**Excerpted passage:**
--- --- ---

Recent studies have emphasized that metabolic programming of immune cells tightly controls their expression, differentiation, and functions (9–11). A Warburg effect is commonly adopted by both innate and adaptive immune cells to fulfill their respective immunogenic functions, where glycolysis is upregulated ; and this dysregulation could directly promote pathogenesis of both periodontitis and DM (12). Innate immune cells such as neutrophils use glycolysis for adhesion and microbicidal activities, but systemic glucose or infectious microenvironment could reduce this metabolic reprogramming, thereby promote bacterial infections and insulin resistance (13,14). It is possible to determine if adaptive T and B cells will transition to glycolysis or remains on mitochondrial metabolism based on their effector or memory subsets. In DM and periodontitis, the metabolism of T and B cells were altered with attenuated effector functions via mTORC1 and AMPK related pathway (10,15,16). Such metabolic reprograming from mitochondrial respiration to glycolysis is also required for the activation and function of dendritic cell (DC), the most efficient antigen presenting cells (APC) that connect the innate and adaptive immunity (17–19).

--- --- ---

**Data extracts:**
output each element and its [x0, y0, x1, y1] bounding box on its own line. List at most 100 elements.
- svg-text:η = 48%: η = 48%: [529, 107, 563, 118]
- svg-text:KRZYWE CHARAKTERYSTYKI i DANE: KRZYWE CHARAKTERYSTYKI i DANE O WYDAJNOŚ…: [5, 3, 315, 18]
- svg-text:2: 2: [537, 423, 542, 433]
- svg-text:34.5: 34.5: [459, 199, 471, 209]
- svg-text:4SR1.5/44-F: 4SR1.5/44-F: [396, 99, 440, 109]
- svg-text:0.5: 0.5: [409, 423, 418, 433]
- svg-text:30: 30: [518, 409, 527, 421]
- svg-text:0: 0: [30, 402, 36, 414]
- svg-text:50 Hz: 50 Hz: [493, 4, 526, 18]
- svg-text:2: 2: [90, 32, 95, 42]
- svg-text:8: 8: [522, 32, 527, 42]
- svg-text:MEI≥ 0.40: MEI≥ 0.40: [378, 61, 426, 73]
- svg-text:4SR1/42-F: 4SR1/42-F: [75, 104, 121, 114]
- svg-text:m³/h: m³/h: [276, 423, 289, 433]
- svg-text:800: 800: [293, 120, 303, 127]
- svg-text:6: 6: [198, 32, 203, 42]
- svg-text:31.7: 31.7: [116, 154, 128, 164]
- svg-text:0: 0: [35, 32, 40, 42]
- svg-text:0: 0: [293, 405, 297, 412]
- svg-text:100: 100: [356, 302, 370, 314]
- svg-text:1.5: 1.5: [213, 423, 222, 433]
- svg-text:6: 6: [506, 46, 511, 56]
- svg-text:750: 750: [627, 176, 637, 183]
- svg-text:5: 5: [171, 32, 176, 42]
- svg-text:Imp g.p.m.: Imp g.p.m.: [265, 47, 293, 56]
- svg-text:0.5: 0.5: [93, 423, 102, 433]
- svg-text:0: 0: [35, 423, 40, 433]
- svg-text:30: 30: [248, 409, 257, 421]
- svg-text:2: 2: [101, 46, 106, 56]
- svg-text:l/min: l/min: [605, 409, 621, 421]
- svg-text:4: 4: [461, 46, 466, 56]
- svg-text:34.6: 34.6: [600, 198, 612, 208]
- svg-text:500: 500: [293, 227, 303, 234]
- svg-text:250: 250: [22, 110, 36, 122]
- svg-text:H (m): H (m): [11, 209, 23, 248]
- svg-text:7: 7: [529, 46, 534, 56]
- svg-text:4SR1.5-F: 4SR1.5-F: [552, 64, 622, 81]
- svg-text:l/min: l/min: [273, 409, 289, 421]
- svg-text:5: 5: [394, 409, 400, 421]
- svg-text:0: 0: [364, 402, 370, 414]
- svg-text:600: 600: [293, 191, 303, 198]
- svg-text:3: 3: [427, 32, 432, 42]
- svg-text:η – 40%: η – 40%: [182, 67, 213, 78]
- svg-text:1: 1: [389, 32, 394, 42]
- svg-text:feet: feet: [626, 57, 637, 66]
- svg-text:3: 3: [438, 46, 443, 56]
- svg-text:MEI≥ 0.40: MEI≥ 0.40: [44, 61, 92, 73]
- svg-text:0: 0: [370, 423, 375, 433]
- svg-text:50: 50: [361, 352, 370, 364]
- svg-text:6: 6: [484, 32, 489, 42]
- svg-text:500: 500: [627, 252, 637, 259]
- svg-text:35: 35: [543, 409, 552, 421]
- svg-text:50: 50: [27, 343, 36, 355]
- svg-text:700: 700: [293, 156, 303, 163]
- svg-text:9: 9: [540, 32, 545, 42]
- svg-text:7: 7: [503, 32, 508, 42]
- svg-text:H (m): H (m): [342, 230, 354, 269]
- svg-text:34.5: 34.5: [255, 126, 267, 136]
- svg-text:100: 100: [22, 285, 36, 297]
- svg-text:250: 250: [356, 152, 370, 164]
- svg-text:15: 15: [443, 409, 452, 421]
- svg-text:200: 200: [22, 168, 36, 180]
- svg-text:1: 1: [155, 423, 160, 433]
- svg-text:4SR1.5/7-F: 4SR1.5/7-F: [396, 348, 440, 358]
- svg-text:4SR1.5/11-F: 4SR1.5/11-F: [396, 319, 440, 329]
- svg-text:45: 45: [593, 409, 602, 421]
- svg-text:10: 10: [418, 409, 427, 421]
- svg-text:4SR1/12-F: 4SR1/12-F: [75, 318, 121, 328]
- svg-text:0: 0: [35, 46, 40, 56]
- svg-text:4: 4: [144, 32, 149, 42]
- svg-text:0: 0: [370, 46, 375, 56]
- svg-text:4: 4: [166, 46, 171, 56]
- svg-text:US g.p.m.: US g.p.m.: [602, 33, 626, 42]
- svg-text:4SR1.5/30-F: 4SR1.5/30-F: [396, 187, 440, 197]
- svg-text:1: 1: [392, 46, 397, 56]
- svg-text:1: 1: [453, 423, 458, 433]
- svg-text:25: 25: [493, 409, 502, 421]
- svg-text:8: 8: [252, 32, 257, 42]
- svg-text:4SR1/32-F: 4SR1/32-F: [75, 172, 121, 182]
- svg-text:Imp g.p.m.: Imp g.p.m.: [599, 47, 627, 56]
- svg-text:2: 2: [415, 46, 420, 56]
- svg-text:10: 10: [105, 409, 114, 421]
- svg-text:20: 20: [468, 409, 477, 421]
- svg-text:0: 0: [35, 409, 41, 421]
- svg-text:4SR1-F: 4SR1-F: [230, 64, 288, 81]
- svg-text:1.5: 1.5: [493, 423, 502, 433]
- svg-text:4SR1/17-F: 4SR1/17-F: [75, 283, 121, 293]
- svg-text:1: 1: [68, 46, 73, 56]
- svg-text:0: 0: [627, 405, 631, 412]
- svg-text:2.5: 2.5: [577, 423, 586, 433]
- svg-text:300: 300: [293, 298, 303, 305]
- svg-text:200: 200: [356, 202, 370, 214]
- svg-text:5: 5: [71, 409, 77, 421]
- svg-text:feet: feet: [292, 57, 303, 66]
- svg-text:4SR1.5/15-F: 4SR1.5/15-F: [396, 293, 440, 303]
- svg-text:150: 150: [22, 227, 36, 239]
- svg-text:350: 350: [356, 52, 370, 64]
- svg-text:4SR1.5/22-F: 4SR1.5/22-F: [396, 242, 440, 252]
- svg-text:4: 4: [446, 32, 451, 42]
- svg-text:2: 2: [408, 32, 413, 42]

--- --- ---

**Actions to take:**
1 - What does the passage on immune cell metabolism say neutrophils use glycolysis for?
2 - Carry the passage on immune cell metabolism forward, starting after its last sentence.
These lines have no connection to the passage on immune cell metabolism.

**Answers given:**
1 - For adhesion and microbicidal activities.

2 -
Pathogen associated molecular patterns (PAMPs), or danger associated molecular patterns (DAMPs) signals initiates phenotypic and functional changes in DCs upon interacting with its surface receptors. DCs upregulate surface co-stimulatory activation markers upon phagocytosis of the antigens, which upregulates cytokine secretions, and migrations to lymph node for T cell activations (20). For oral immune homeostasis, DCs play a crucial role as their absence or dysfunction directly promotes periodontal inflammation via uncontrolled bacterial infection (21,22). Recent studies have also emphasized on the essential role of DC in DM autoimmune responses and suggested its potential to be good a therapeutic target in DM (23,24). There is enough evidence to point at DCs in the pathogenesis of periodontitis complicated with DM. Conflicting DC phenotypes and functions were reported in these two diseases, with a combination of upregulated and suppressed activation markers CD80 and CD86 and an overall upregulated pro-inflammatory cytokine profile. However, the specific effect on DC immunometabolism in response to periodontal pathogen complicated by diabetic microenvironment is vague. To date, there are no reports on how the underlying immunometabolism may govern these dysregulated phenotypes and immunogenic functions of DC in periodontitis and DM.
In this study we investigated the potential alterations of DC immunometabolism induced by periodontal bacterial LPS, complicated with hyperglycemia. DCs were exposed to an in vitro microenvironment simulating periodontal infections and diabetic hyperglycemia by using LPS from oral bacteria Porphyromonas gingivalis (P. gingivalis ), different glucose concentrations, and AGE. We hypothesized that these stressors could dysregulate the DC immunometabolism, specifically the glycolysis pathway and its downstream mitochondrial respiration, therefore impairing the cell phenotypes and functions.